**GIVEN TASK:** Track down the lines that contain "this" and copy them.

◆ ◆ ◆ ◆ ◆ ◆ ◆

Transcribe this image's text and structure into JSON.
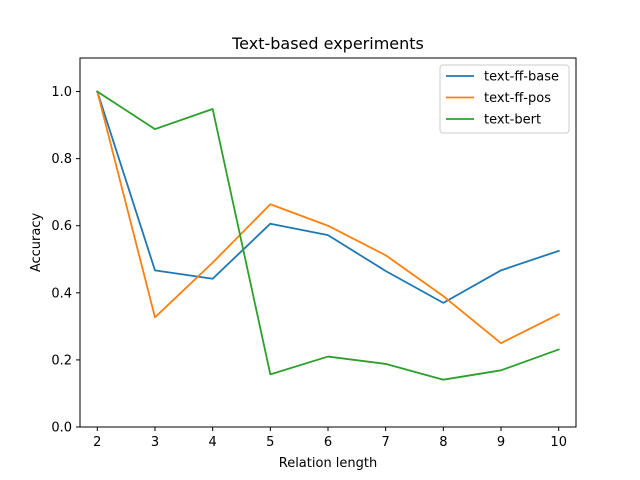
{
  "chart_data": {
    "type": "line",
    "title": "Text-based experiments",
    "xlabel": "Relation length",
    "ylabel": "Accuracy",
    "x": [
      2,
      3,
      4,
      5,
      6,
      7,
      8,
      9,
      10
    ],
    "xlim": [
      1.7,
      10.3
    ],
    "ylim": [
      0.0,
      1.1
    ],
    "xticks": [
      "2",
      "3",
      "4",
      "5",
      "6",
      "7",
      "8",
      "9",
      "10"
    ],
    "yticks": [
      "0.0",
      "0.2",
      "0.4",
      "0.6",
      "0.8",
      "1.0"
    ],
    "legend_position": "top-right",
    "grid": false,
    "series": [
      {
        "name": "text-ff-base",
        "color": "#1f77b4",
        "values": [
          1.0,
          0.467,
          0.442,
          0.606,
          0.572,
          0.465,
          0.37,
          0.467,
          0.525
        ]
      },
      {
        "name": "text-ff-pos",
        "color": "#ff7f0e",
        "values": [
          1.0,
          0.327,
          0.49,
          0.664,
          0.6,
          0.512,
          0.39,
          0.25,
          0.336
        ]
      },
      {
        "name": "text-bert",
        "color": "#2ca02c",
        "values": [
          1.0,
          0.888,
          0.948,
          0.157,
          0.21,
          0.188,
          0.141,
          0.169,
          0.231
        ]
      }
    ]
  }
}
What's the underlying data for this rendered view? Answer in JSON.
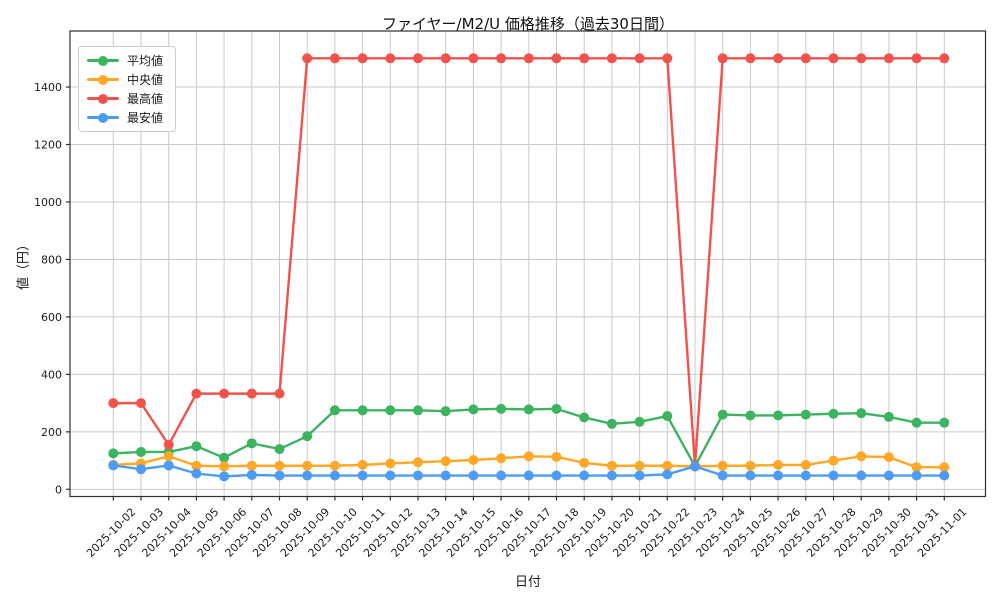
{
  "chart_data": {
    "type": "line",
    "title": "ファイヤー/M2/U 価格推移（過去30日間）",
    "xlabel": "日付",
    "ylabel": "値（円）",
    "x": [
      "2025-10-02",
      "2025-10-03",
      "2025-10-04",
      "2025-10-05",
      "2025-10-06",
      "2025-10-07",
      "2025-10-08",
      "2025-10-09",
      "2025-10-10",
      "2025-10-11",
      "2025-10-12",
      "2025-10-13",
      "2025-10-14",
      "2025-10-15",
      "2025-10-16",
      "2025-10-17",
      "2025-10-18",
      "2025-10-19",
      "2025-10-20",
      "2025-10-21",
      "2025-10-22",
      "2025-10-23",
      "2025-10-24",
      "2025-10-25",
      "2025-10-26",
      "2025-10-27",
      "2025-10-28",
      "2025-10-29",
      "2025-10-30",
      "2025-10-31",
      "2025-11-01"
    ],
    "series": [
      {
        "id": "average",
        "name": "平均値",
        "color": "#3cb45f",
        "values": [
          125,
          130,
          130,
          150,
          110,
          160,
          140,
          185,
          275,
          275,
          275,
          275,
          272,
          278,
          280,
          278,
          280,
          250,
          228,
          235,
          255,
          80,
          260,
          257,
          257,
          260,
          263,
          265,
          252,
          232,
          232
        ]
      },
      {
        "id": "median",
        "name": "中央値",
        "color": "#ffa726",
        "values": [
          85,
          90,
          115,
          82,
          80,
          82,
          82,
          82,
          82,
          85,
          90,
          94,
          98,
          102,
          108,
          115,
          113,
          92,
          82,
          82,
          82,
          80,
          82,
          82,
          85,
          85,
          100,
          115,
          112,
          77,
          77
        ]
      },
      {
        "id": "max",
        "name": "最高値",
        "color": "#f1534c",
        "values": [
          300,
          300,
          155,
          333,
          333,
          333,
          333,
          1500,
          1500,
          1500,
          1500,
          1500,
          1500,
          1500,
          1500,
          1500,
          1500,
          1500,
          1500,
          1500,
          1500,
          80,
          1500,
          1500,
          1500,
          1500,
          1500,
          1500,
          1500,
          1500,
          1500
        ]
      },
      {
        "id": "min",
        "name": "最安値",
        "color": "#4c9bf5",
        "values": [
          83,
          70,
          83,
          55,
          45,
          50,
          48,
          48,
          48,
          48,
          48,
          48,
          48,
          48,
          48,
          48,
          48,
          48,
          48,
          48,
          52,
          80,
          48,
          48,
          48,
          48,
          48,
          48,
          48,
          48,
          48
        ]
      }
    ],
    "yticks": [
      0,
      200,
      400,
      600,
      800,
      1000,
      1200,
      1400
    ],
    "ylim": [
      -25,
      1595
    ],
    "grid": true,
    "legend_position": "upper-left",
    "colors": {
      "grid": "#cacaca",
      "spine": "#2e2e2e",
      "tick_text": "#1c1c1c"
    }
  }
}
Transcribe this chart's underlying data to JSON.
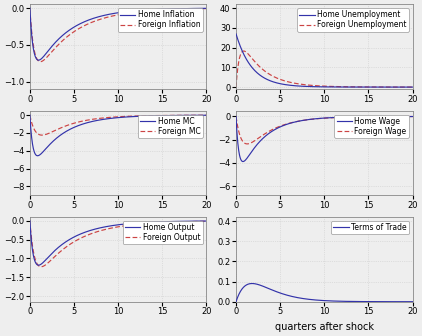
{
  "home_color": "#3333AA",
  "foreign_color": "#CC4444",
  "bg_color": "#EEEEEE",
  "grid_color": "#CCCCCC",
  "linewidth": 0.85,
  "tick_fontsize": 6,
  "legend_fontsize": 5.5,
  "xlabel": "quarters after shock",
  "xlabel_fontsize": 7,
  "subplots": [
    {
      "legend": [
        "Home Inflation",
        "Foreign Inflation"
      ],
      "ylim": [
        -1.1,
        0.05
      ],
      "yticks": [
        -1.0,
        -0.5,
        0.0
      ],
      "xlim": [
        0,
        20
      ],
      "xticks": [
        0,
        5,
        10,
        15,
        20
      ]
    },
    {
      "legend": [
        "Home Unemployment",
        "Foreign Unemployment"
      ],
      "ylim": [
        -1,
        42
      ],
      "yticks": [
        0,
        10,
        20,
        30,
        40
      ],
      "xlim": [
        0,
        20
      ],
      "xticks": [
        0,
        5,
        10,
        15,
        20
      ]
    },
    {
      "legend": [
        "Home MC",
        "Foreign MC"
      ],
      "ylim": [
        -9,
        0.5
      ],
      "yticks": [
        -8,
        -6,
        -4,
        -2,
        0
      ],
      "xlim": [
        0,
        20
      ],
      "xticks": [
        0,
        5,
        10,
        15,
        20
      ]
    },
    {
      "legend": [
        "Home Wage",
        "Foreign Wage"
      ],
      "ylim": [
        -6.8,
        0.5
      ],
      "yticks": [
        -6,
        -4,
        -2,
        0
      ],
      "xlim": [
        0,
        20
      ],
      "xticks": [
        0,
        5,
        10,
        15,
        20
      ]
    },
    {
      "legend": [
        "Home Output",
        "Foreign Output"
      ],
      "ylim": [
        -2.15,
        0.1
      ],
      "yticks": [
        -2.0,
        -1.5,
        -1.0,
        -0.5,
        0.0
      ],
      "xlim": [
        0,
        20
      ],
      "xticks": [
        0,
        5,
        10,
        15,
        20
      ]
    },
    {
      "legend": [
        "Terms of Trade"
      ],
      "ylim": [
        0,
        0.42
      ],
      "yticks": [
        0.0,
        0.1,
        0.2,
        0.3,
        0.4
      ],
      "xlim": [
        0,
        20
      ],
      "xticks": [
        0,
        5,
        10,
        15,
        20
      ]
    }
  ]
}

◆ ◆ ◆ ◆ ◆ ◆ ◆

**ANSWER TO THE EXERCISE:**
Transcribe this image's text and structure into JSON.
What's the underlying data for this rendered view? Answer in JSON.
Transcribe this chart's underlying data to JSON.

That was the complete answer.